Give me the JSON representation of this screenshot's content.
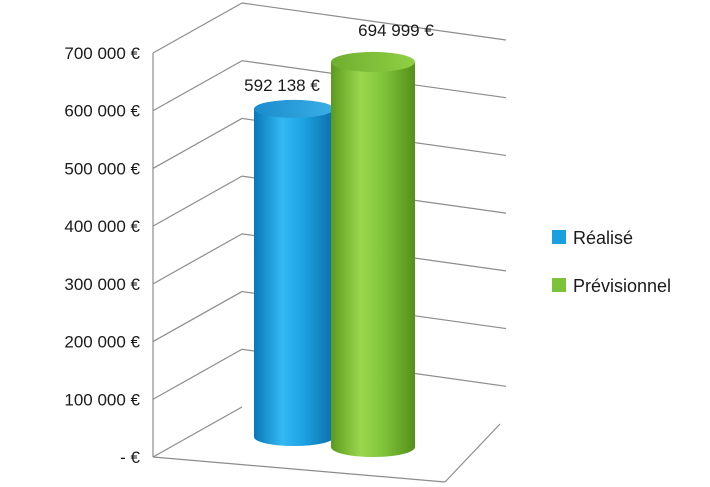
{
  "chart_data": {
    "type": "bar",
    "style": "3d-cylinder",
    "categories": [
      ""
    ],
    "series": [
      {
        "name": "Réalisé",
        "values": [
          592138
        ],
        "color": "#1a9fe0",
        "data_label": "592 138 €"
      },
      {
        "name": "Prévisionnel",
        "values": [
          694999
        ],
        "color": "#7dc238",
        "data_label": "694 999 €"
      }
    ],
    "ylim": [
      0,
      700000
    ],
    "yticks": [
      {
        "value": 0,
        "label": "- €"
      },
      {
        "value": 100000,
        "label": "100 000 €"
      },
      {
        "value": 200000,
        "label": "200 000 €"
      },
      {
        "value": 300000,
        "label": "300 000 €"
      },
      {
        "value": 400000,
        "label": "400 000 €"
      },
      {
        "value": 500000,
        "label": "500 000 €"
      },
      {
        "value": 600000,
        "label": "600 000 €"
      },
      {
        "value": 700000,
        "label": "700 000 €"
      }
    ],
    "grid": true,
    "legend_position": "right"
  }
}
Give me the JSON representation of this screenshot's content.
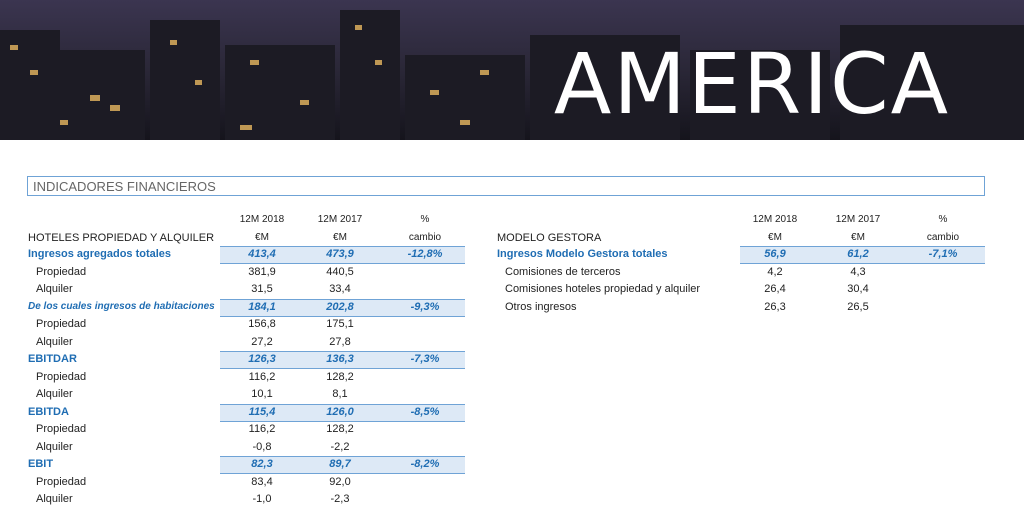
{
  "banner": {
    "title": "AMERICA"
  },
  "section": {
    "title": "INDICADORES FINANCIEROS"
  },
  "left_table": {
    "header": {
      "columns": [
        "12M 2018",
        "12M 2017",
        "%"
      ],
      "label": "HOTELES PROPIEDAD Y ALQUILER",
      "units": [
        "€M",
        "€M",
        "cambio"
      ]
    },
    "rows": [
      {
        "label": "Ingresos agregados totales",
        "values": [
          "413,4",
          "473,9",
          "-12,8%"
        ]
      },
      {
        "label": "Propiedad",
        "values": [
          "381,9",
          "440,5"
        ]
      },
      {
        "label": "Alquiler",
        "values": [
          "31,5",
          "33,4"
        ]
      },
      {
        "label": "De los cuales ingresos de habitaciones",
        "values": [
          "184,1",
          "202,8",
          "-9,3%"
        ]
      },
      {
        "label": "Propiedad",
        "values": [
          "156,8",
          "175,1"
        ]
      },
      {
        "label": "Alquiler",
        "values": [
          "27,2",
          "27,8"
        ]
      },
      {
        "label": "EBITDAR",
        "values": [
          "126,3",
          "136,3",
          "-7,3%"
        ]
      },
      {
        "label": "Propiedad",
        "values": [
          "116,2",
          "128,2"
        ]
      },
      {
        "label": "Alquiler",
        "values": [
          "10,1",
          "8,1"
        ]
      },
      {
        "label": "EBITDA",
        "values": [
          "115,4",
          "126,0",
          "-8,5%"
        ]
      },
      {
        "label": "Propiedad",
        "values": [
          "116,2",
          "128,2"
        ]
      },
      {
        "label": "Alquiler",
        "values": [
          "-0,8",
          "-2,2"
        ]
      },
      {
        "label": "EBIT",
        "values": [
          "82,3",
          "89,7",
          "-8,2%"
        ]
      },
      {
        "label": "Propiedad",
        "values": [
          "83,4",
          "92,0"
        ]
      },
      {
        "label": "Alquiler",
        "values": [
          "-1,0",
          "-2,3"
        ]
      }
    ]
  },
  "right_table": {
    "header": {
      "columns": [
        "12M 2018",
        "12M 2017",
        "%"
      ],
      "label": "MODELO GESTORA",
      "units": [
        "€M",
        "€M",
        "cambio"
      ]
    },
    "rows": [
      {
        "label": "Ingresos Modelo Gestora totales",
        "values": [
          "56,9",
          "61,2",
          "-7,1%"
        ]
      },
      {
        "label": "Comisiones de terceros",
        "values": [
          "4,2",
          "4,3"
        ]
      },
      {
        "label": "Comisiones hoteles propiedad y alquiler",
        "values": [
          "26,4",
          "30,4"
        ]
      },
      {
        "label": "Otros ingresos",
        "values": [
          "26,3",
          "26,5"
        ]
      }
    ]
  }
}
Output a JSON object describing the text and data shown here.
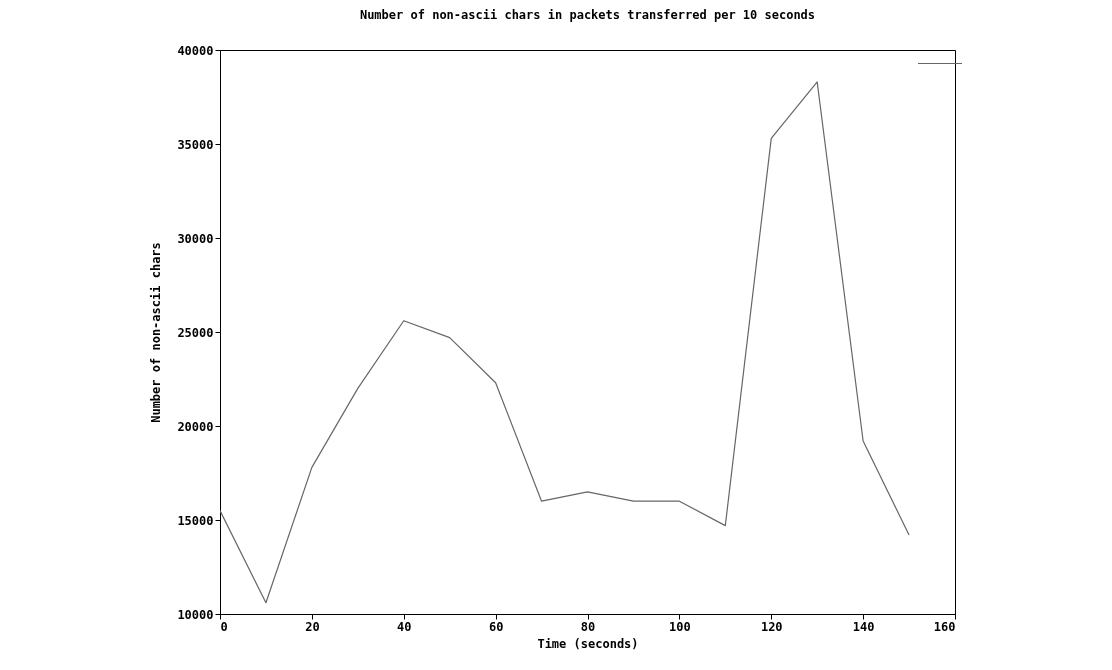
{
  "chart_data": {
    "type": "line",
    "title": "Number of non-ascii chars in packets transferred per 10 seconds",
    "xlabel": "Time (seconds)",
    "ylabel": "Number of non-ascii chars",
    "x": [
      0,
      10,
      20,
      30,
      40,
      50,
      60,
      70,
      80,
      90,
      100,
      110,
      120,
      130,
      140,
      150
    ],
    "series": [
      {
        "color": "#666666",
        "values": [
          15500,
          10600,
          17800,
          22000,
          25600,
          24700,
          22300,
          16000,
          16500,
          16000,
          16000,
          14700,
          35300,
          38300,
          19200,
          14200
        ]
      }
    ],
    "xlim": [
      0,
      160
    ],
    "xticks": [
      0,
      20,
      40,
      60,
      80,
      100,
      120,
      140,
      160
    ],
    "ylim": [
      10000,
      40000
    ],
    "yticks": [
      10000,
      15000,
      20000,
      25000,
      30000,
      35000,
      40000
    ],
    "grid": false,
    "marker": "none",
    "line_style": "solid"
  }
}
━━━━━━━━━━
Task to carry out
In the records above, find the line containing "Output a JSON", then please restate it and each line after it word for word, pictures excluded.

Full output
Output a JSON object describing the text and data shown here.
{
  "chart_data": {
    "type": "line",
    "title": "Number of non-ascii chars in packets transferred per 10 seconds",
    "xlabel": "Time (seconds)",
    "ylabel": "Number of non-ascii chars",
    "x": [
      0,
      10,
      20,
      30,
      40,
      50,
      60,
      70,
      80,
      90,
      100,
      110,
      120,
      130,
      140,
      150
    ],
    "series": [
      {
        "color": "#666666",
        "values": [
          15500,
          10600,
          17800,
          22000,
          25600,
          24700,
          22300,
          16000,
          16500,
          16000,
          16000,
          14700,
          35300,
          38300,
          19200,
          14200
        ]
      }
    ],
    "xlim": [
      0,
      160
    ],
    "xticks": [
      0,
      20,
      40,
      60,
      80,
      100,
      120,
      140,
      160
    ],
    "ylim": [
      10000,
      40000
    ],
    "yticks": [
      10000,
      15000,
      20000,
      25000,
      30000,
      35000,
      40000
    ],
    "grid": false,
    "marker": "none",
    "line_style": "solid"
  }
}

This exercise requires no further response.